### DO THIS
The required output is a single number: how many lines of the material contain the string "eller".

### DATASET EXTRACT
□ □ □ □ □

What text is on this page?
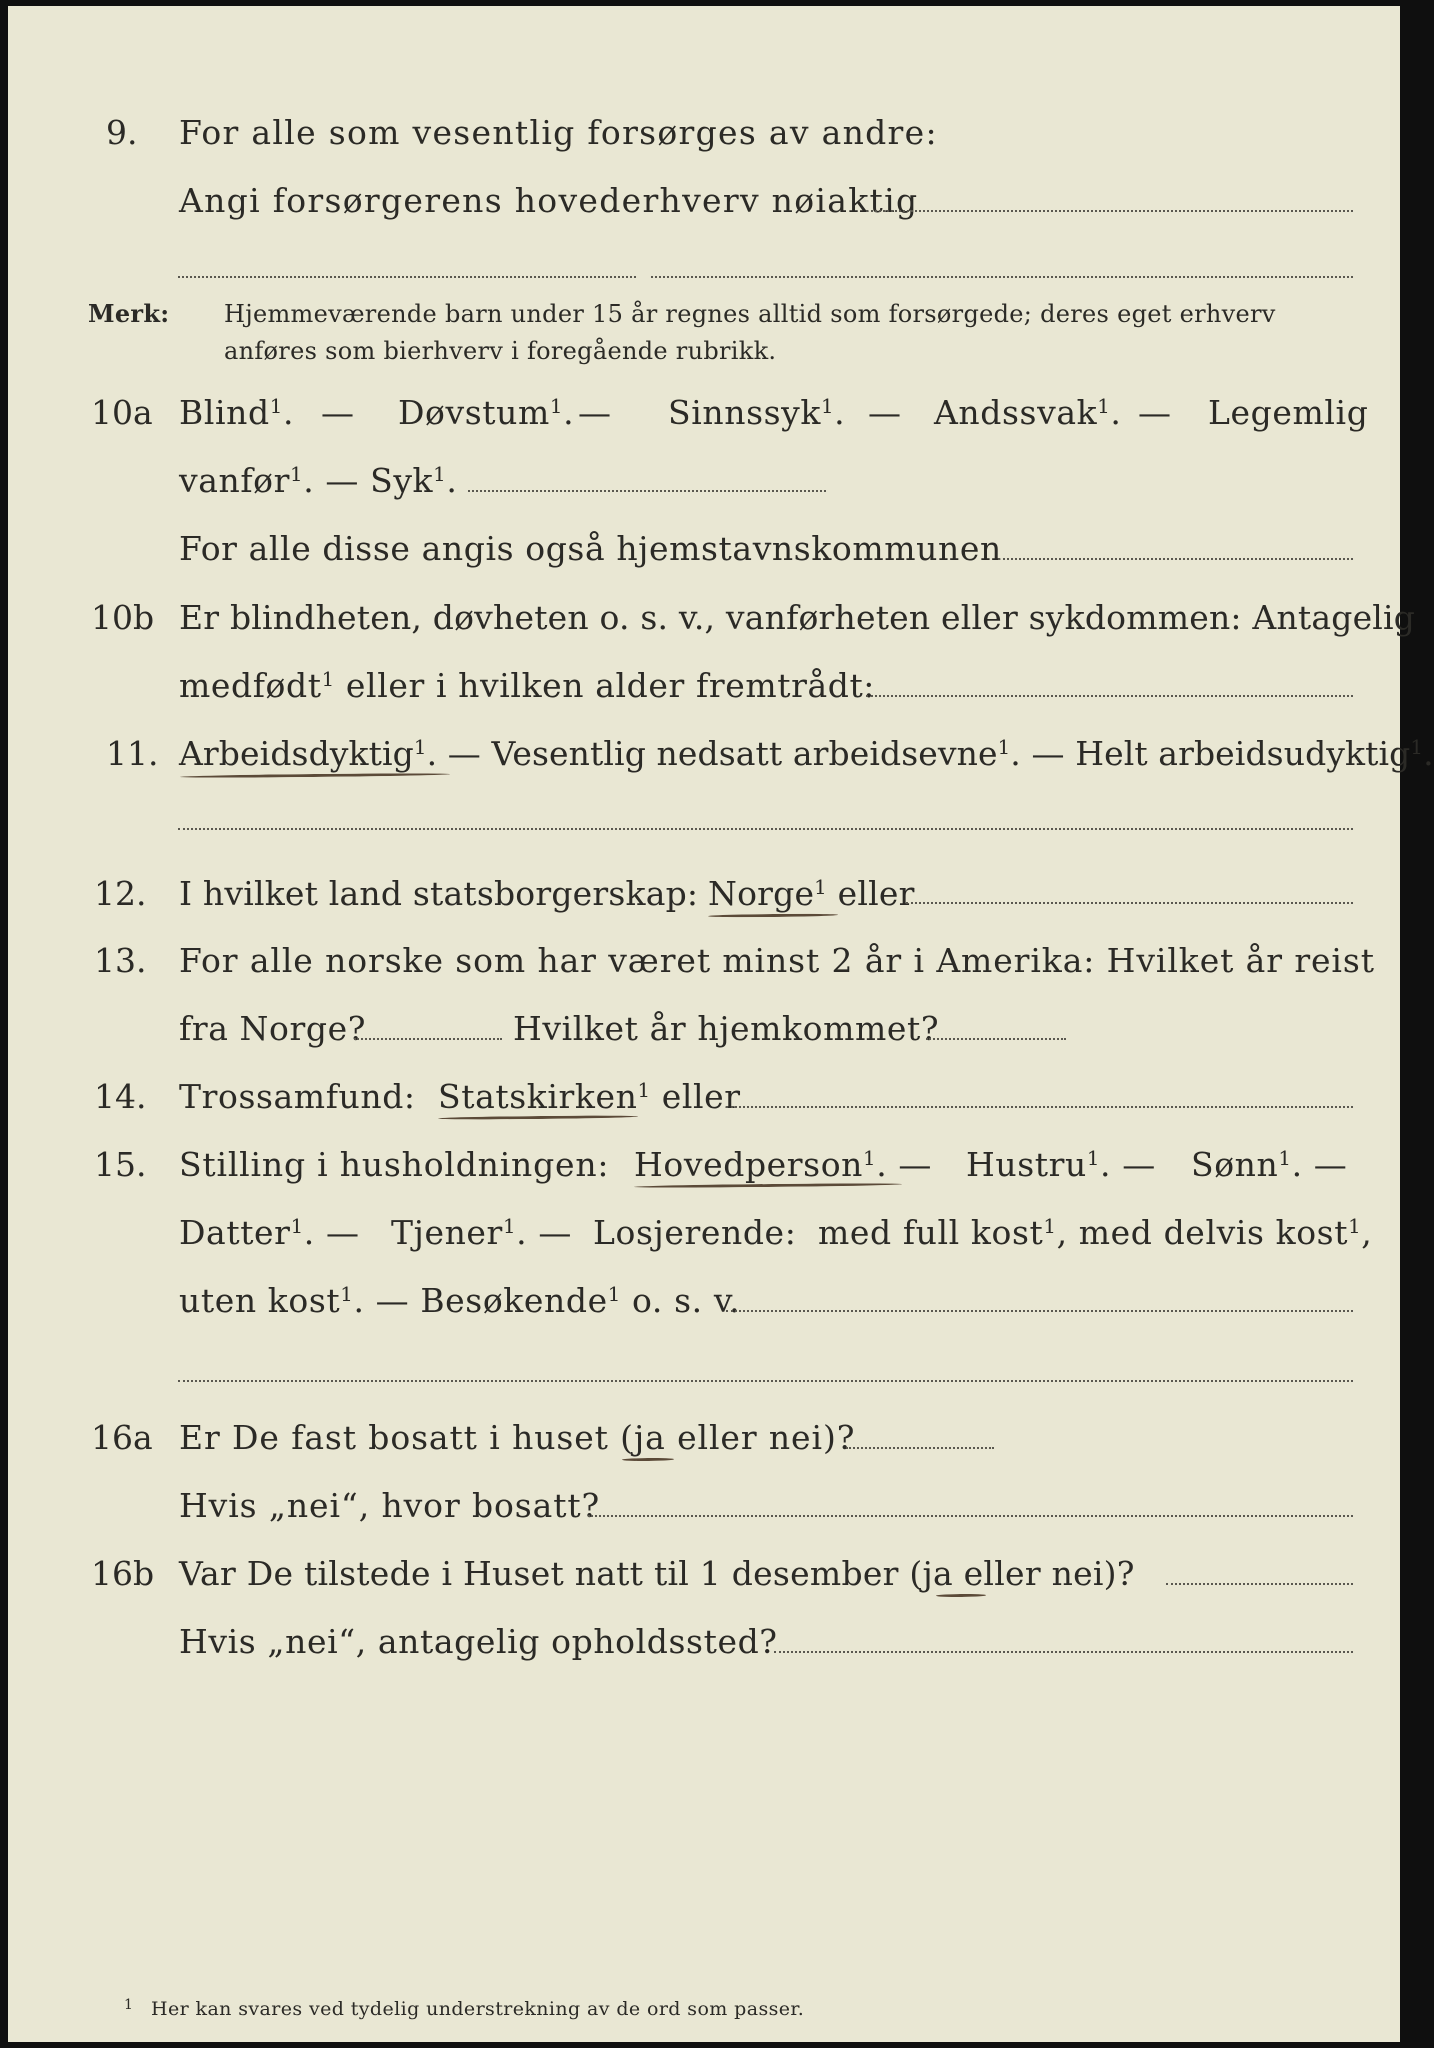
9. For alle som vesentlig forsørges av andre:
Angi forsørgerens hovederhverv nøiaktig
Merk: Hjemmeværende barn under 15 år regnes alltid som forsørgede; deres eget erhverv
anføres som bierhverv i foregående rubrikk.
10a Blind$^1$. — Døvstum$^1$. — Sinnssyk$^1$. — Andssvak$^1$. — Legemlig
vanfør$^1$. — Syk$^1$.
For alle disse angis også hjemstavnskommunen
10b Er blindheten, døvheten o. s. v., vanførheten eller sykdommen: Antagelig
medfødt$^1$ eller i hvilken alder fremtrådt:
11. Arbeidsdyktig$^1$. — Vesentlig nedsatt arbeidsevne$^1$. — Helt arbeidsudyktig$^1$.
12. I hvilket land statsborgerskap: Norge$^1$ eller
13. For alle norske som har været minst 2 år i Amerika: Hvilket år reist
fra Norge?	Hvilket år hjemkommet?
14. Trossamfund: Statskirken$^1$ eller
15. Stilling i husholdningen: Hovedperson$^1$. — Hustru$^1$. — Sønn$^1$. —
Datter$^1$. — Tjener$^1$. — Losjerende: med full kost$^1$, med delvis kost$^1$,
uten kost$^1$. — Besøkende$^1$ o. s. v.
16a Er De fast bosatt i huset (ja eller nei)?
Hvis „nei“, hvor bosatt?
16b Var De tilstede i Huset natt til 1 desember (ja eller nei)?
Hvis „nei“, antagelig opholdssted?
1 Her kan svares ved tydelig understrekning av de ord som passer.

□ □ □ □ □

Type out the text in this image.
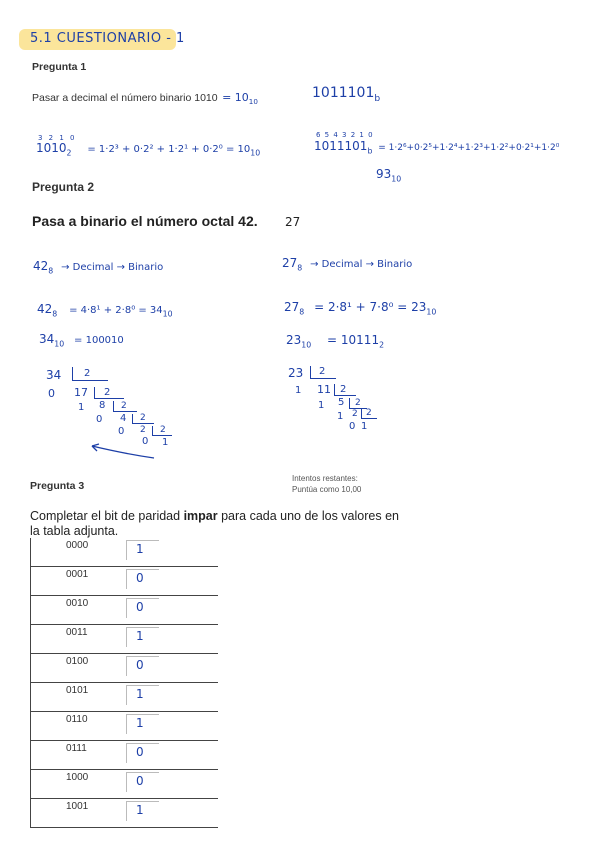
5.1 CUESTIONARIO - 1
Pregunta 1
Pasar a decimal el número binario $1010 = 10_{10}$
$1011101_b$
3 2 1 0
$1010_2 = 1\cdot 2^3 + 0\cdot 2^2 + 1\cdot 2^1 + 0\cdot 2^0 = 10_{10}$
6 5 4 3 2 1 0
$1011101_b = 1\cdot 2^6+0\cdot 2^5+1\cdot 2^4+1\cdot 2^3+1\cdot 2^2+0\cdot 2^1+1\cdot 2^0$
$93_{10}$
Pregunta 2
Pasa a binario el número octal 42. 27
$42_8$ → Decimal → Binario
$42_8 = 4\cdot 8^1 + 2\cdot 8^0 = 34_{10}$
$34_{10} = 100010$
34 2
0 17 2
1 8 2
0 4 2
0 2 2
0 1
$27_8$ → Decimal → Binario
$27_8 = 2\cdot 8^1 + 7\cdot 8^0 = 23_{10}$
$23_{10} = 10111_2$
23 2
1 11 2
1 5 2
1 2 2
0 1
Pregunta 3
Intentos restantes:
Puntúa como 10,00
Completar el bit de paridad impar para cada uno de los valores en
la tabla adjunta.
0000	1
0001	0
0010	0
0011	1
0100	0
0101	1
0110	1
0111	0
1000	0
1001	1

□ □ □ □ □

### EXERCISE SOLUTION
6